-- WHAT THE EXERCISE ASKS --
All of the records listed below should be retyped exactly.
:: SUPPLIED DATA ::
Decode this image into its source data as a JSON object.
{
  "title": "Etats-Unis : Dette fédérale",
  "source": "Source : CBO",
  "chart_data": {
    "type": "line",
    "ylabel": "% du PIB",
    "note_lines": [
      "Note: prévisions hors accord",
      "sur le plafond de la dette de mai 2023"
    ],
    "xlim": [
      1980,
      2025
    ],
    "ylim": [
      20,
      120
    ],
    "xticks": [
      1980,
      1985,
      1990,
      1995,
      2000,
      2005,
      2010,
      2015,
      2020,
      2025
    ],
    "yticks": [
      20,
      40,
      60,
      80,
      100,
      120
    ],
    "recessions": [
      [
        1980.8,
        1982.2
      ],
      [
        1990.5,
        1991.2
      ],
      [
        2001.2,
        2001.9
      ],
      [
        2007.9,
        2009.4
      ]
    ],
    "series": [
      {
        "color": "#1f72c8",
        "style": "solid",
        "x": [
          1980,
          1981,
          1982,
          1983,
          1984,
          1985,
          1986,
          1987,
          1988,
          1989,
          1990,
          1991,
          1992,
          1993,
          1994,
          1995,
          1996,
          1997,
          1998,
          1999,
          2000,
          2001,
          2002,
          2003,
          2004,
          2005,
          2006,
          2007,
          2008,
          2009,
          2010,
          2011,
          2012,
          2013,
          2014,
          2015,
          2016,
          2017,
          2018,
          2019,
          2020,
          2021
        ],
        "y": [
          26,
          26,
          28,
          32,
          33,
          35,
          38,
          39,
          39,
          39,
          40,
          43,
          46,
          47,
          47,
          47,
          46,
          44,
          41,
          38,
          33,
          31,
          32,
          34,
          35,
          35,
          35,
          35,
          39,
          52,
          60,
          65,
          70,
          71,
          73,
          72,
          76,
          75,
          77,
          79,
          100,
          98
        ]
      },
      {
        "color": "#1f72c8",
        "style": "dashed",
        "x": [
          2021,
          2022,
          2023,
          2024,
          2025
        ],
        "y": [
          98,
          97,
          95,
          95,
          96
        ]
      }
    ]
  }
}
:::
-- FINISHED ANSWER --
Decode this image into its source data as a JSON object.
{
  "title": "Etats-Unis : Dette fédérale",
  "source": "Source : CBO",
  "chart_data": {
    "type": "line",
    "ylabel": "% du PIB",
    "note_lines": [
      "Note: prévisions hors accord",
      "sur le plafond de la dette de mai 2023"
    ],
    "xlim": [
      1980,
      2025
    ],
    "ylim": [
      20,
      120
    ],
    "xticks": [
      1980,
      1985,
      1990,
      1995,
      2000,
      2005,
      2010,
      2015,
      2020,
      2025
    ],
    "yticks": [
      20,
      40,
      60,
      80,
      100,
      120
    ],
    "recessions": [
      [
        1980.8,
        1982.2
      ],
      [
        1990.5,
        1991.2
      ],
      [
        2001.2,
        2001.9
      ],
      [
        2007.9,
        2009.4
      ]
    ],
    "series": [
      {
        "color": "#1f72c8",
        "style": "solid",
        "x": [
          1980,
          1981,
          1982,
          1983,
          1984,
          1985,
          1986,
          1987,
          1988,
          1989,
          1990,
          1991,
          1992,
          1993,
          1994,
          1995,
          1996,
          1997,
          1998,
          1999,
          2000,
          2001,
          2002,
          2003,
          2004,
          2005,
          2006,
          2007,
          2008,
          2009,
          2010,
          2011,
          2012,
          2013,
          2014,
          2015,
          2016,
          2017,
          2018,
          2019,
          2020,
          2021
        ],
        "y": [
          26,
          26,
          28,
          32,
          33,
          35,
          38,
          39,
          39,
          39,
          40,
          43,
          46,
          47,
          47,
          47,
          46,
          44,
          41,
          38,
          33,
          31,
          32,
          34,
          35,
          35,
          35,
          35,
          39,
          52,
          60,
          65,
          70,
          71,
          73,
          72,
          76,
          75,
          77,
          79,
          100,
          98
        ]
      },
      {
        "color": "#1f72c8",
        "style": "dashed",
        "x": [
          2021,
          2022,
          2023,
          2024,
          2025
        ],
        "y": [
          98,
          97,
          95,
          95,
          96
        ]
      }
    ]
  }
}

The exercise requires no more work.